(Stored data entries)
* Begin *

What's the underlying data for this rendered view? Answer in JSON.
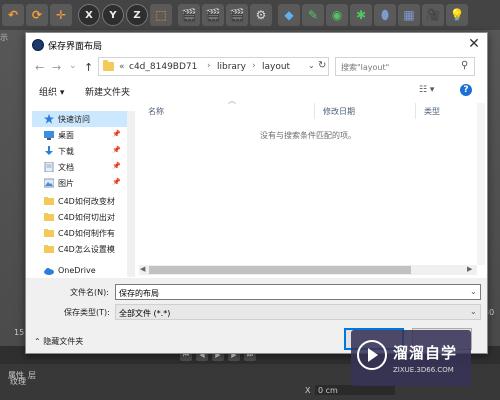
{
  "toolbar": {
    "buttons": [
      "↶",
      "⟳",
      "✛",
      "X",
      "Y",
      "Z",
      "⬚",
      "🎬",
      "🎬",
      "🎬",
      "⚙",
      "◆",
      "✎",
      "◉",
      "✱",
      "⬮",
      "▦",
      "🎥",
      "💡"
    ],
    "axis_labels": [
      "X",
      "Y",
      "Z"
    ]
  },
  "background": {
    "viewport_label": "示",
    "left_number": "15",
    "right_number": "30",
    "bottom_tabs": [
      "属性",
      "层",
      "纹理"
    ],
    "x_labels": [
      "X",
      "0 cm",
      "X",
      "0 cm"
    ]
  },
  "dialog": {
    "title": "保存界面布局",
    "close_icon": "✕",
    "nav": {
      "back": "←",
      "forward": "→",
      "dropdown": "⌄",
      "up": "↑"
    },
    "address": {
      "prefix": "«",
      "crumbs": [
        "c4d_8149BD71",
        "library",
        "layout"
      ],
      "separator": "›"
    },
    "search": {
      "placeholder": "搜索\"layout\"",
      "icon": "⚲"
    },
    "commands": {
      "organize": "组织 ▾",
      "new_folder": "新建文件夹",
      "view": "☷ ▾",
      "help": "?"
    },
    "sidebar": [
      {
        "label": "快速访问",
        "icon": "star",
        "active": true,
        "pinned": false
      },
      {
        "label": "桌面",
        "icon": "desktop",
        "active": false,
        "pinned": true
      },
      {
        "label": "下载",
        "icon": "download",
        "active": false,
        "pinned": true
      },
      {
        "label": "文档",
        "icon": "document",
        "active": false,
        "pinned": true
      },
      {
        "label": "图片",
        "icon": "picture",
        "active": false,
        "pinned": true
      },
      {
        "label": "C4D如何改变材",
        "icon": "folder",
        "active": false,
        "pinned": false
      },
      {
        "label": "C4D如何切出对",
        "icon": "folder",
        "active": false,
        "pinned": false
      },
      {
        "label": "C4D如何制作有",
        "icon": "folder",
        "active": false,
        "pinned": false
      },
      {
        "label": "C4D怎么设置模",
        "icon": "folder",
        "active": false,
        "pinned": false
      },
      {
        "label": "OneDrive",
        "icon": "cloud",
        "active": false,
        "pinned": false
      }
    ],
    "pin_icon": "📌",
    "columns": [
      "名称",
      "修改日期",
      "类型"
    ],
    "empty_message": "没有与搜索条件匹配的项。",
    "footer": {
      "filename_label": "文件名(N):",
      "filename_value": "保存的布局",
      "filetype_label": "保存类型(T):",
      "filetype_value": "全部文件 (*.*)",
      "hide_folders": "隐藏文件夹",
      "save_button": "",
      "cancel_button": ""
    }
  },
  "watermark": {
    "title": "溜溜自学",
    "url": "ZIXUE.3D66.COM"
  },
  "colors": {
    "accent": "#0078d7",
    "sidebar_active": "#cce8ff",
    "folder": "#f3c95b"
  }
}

* End *

Retype every record above exactly as written, but leave out the pictures.

What's the underlying data for this rendered view? Answer in JSON.
{
  "toolbar": {
    "buttons": [
      "↶",
      "⟳",
      "✛",
      "X",
      "Y",
      "Z",
      "⬚",
      "🎬",
      "🎬",
      "🎬",
      "⚙",
      "◆",
      "✎",
      "◉",
      "✱",
      "⬮",
      "▦",
      "🎥",
      "💡"
    ],
    "axis_labels": [
      "X",
      "Y",
      "Z"
    ]
  },
  "background": {
    "viewport_label": "示",
    "left_number": "15",
    "right_number": "30",
    "bottom_tabs": [
      "属性",
      "层",
      "纹理"
    ],
    "x_labels": [
      "X",
      "0 cm",
      "X",
      "0 cm"
    ]
  },
  "dialog": {
    "title": "保存界面布局",
    "close_icon": "✕",
    "nav": {
      "back": "←",
      "forward": "→",
      "dropdown": "⌄",
      "up": "↑"
    },
    "address": {
      "prefix": "«",
      "crumbs": [
        "c4d_8149BD71",
        "library",
        "layout"
      ],
      "separator": "›"
    },
    "search": {
      "placeholder": "搜索\"layout\"",
      "icon": "⚲"
    },
    "commands": {
      "organize": "组织 ▾",
      "new_folder": "新建文件夹",
      "view": "☷ ▾",
      "help": "?"
    },
    "sidebar": [
      {
        "label": "快速访问",
        "icon": "star",
        "active": true,
        "pinned": false
      },
      {
        "label": "桌面",
        "icon": "desktop",
        "active": false,
        "pinned": true
      },
      {
        "label": "下载",
        "icon": "download",
        "active": false,
        "pinned": true
      },
      {
        "label": "文档",
        "icon": "document",
        "active": false,
        "pinned": true
      },
      {
        "label": "图片",
        "icon": "picture",
        "active": false,
        "pinned": true
      },
      {
        "label": "C4D如何改变材",
        "icon": "folder",
        "active": false,
        "pinned": false
      },
      {
        "label": "C4D如何切出对",
        "icon": "folder",
        "active": false,
        "pinned": false
      },
      {
        "label": "C4D如何制作有",
        "icon": "folder",
        "active": false,
        "pinned": false
      },
      {
        "label": "C4D怎么设置模",
        "icon": "folder",
        "active": false,
        "pinned": false
      },
      {
        "label": "OneDrive",
        "icon": "cloud",
        "active": false,
        "pinned": false
      }
    ],
    "pin_icon": "📌",
    "columns": [
      "名称",
      "修改日期",
      "类型"
    ],
    "empty_message": "没有与搜索条件匹配的项。",
    "footer": {
      "filename_label": "文件名(N):",
      "filename_value": "保存的布局",
      "filetype_label": "保存类型(T):",
      "filetype_value": "全部文件 (*.*)",
      "hide_folders": "隐藏文件夹",
      "save_button": "",
      "cancel_button": ""
    }
  },
  "watermark": {
    "title": "溜溜自学",
    "url": "ZIXUE.3D66.COM"
  },
  "colors": {
    "accent": "#0078d7",
    "sidebar_active": "#cce8ff",
    "folder": "#f3c95b"
  }
}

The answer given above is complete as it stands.